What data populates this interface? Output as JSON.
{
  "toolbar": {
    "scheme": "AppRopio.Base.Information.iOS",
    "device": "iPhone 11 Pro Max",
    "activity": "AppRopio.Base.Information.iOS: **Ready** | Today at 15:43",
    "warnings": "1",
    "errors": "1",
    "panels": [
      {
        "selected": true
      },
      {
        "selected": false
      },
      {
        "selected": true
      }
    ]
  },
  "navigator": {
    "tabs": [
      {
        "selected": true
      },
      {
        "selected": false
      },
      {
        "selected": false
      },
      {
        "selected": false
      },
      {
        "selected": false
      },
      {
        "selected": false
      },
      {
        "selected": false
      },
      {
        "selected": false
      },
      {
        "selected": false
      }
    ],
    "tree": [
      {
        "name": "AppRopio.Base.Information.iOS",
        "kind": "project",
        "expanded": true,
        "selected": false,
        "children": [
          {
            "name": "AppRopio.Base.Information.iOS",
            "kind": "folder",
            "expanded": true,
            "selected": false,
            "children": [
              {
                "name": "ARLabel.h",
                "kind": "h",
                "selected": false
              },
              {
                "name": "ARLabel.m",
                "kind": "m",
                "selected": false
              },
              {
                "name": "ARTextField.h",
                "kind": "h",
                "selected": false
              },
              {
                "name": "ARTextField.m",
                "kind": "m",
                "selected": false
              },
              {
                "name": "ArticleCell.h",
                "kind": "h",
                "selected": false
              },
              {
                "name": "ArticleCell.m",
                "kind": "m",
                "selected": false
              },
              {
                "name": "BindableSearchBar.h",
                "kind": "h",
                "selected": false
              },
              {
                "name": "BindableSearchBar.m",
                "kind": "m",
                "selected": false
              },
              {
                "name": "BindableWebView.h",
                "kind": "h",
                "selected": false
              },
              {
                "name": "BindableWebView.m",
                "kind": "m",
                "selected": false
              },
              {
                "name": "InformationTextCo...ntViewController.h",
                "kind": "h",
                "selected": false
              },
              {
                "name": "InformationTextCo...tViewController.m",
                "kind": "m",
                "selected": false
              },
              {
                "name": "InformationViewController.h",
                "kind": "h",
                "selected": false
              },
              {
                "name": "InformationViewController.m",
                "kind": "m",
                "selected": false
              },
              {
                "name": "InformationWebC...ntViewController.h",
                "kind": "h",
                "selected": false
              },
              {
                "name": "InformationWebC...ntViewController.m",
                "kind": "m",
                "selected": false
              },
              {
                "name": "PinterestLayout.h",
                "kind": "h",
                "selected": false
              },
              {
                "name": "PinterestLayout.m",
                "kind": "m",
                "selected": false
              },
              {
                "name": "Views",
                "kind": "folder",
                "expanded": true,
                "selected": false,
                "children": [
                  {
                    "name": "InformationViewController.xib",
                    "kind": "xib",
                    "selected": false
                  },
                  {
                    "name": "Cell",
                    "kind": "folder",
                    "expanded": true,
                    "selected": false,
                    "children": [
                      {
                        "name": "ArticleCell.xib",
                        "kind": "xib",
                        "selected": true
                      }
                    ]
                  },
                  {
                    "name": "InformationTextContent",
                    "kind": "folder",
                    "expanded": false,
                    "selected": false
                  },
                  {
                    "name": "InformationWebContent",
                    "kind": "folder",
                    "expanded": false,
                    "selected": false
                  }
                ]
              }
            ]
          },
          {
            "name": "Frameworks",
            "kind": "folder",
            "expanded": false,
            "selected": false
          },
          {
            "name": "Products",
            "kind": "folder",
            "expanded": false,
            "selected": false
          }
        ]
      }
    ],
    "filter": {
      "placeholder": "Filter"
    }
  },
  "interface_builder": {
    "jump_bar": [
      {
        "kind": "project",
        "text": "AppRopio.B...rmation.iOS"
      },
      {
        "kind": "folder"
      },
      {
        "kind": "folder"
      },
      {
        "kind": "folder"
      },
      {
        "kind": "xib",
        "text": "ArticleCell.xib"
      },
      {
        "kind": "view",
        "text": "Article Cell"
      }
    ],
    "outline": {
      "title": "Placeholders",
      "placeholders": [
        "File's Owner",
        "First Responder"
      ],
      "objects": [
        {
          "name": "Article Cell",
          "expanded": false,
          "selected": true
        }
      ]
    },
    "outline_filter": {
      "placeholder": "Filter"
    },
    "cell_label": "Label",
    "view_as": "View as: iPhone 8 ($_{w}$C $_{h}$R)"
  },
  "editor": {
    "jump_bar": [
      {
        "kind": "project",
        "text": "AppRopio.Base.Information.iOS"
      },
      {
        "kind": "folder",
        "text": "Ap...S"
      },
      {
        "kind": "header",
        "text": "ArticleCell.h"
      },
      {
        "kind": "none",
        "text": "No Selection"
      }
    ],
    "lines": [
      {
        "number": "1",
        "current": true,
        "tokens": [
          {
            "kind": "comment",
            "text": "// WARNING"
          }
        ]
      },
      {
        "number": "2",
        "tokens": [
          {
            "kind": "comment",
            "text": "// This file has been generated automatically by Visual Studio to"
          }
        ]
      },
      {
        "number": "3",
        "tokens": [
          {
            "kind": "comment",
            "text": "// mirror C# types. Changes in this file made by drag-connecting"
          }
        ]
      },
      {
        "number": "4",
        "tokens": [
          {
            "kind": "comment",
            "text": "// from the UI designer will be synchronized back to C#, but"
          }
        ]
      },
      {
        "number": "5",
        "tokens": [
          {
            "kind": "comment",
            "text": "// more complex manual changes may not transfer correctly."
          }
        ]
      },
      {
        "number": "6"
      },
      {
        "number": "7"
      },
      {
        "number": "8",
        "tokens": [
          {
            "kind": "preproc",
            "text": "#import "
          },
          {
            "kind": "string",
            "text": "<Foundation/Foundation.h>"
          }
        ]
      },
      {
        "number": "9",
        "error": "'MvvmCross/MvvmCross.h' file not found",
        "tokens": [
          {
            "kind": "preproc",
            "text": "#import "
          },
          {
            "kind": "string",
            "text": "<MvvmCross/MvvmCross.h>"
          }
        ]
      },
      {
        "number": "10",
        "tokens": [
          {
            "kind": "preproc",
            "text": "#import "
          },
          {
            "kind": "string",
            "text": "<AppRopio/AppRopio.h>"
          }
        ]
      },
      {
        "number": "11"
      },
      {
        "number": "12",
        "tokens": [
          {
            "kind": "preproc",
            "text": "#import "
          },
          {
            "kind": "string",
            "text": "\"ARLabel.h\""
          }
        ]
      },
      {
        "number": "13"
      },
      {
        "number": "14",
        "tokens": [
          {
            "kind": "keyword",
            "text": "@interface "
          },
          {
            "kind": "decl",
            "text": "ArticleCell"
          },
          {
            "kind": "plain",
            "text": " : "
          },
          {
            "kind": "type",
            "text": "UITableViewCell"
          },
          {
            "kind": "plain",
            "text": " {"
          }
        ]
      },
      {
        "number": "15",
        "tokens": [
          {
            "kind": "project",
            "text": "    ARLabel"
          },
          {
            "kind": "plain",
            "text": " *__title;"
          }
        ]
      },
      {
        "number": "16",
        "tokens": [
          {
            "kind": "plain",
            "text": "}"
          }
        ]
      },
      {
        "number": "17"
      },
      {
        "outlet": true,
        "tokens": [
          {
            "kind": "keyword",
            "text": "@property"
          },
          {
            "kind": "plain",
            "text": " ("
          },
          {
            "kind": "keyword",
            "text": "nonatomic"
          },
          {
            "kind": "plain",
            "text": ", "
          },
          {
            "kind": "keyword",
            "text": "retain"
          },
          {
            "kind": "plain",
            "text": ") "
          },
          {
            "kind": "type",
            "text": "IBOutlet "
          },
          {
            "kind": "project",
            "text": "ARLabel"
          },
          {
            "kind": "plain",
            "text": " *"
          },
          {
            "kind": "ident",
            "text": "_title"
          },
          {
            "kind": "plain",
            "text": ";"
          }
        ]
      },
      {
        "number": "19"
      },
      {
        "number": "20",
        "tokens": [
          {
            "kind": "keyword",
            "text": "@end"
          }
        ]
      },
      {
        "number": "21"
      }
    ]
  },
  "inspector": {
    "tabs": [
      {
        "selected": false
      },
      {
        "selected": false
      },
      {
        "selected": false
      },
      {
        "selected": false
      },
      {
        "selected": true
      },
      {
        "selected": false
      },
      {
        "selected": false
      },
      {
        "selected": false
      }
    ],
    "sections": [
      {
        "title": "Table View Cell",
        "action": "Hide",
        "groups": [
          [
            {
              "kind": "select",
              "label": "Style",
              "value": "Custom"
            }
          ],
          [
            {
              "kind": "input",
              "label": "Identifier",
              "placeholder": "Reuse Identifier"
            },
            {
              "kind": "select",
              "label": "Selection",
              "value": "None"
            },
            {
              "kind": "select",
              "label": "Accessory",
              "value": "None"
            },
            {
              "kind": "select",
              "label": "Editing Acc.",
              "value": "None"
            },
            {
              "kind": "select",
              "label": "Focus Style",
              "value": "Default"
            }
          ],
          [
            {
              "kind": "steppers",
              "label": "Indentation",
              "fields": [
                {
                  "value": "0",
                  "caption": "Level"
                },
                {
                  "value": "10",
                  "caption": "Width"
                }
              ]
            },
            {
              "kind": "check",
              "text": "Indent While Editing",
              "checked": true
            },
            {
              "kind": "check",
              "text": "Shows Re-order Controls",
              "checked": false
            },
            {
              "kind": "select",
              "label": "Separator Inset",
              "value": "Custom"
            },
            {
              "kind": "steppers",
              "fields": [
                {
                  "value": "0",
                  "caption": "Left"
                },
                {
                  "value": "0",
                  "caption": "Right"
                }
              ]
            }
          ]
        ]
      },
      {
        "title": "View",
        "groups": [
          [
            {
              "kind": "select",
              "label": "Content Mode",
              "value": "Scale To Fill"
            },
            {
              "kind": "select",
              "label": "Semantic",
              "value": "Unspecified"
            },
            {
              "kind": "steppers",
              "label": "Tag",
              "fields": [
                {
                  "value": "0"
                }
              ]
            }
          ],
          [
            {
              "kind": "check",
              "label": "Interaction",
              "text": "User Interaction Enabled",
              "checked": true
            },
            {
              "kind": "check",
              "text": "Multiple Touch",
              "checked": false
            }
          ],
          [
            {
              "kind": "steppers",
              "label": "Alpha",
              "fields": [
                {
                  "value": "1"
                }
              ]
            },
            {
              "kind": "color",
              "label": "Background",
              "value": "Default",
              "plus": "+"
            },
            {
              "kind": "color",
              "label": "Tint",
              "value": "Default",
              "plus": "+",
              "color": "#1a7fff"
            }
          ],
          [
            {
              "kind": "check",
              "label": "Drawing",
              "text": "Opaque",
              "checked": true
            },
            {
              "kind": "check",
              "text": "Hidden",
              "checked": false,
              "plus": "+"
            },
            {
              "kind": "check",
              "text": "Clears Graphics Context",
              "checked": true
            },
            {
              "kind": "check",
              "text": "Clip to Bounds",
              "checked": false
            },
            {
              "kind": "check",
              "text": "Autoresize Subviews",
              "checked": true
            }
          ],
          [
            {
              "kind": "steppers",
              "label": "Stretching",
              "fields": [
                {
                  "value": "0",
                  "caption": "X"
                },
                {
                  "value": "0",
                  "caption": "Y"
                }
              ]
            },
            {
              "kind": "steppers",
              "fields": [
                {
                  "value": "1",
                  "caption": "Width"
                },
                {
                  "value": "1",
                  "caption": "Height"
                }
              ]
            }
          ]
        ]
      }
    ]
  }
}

---

From the records, copy every line that has the string "ntViewController" in it.

                "name": "InformationTextCo...ntViewController.h",
                "name": "InformationWebC...ntViewController.h",
                "name": "InformationWebC...ntViewController.m",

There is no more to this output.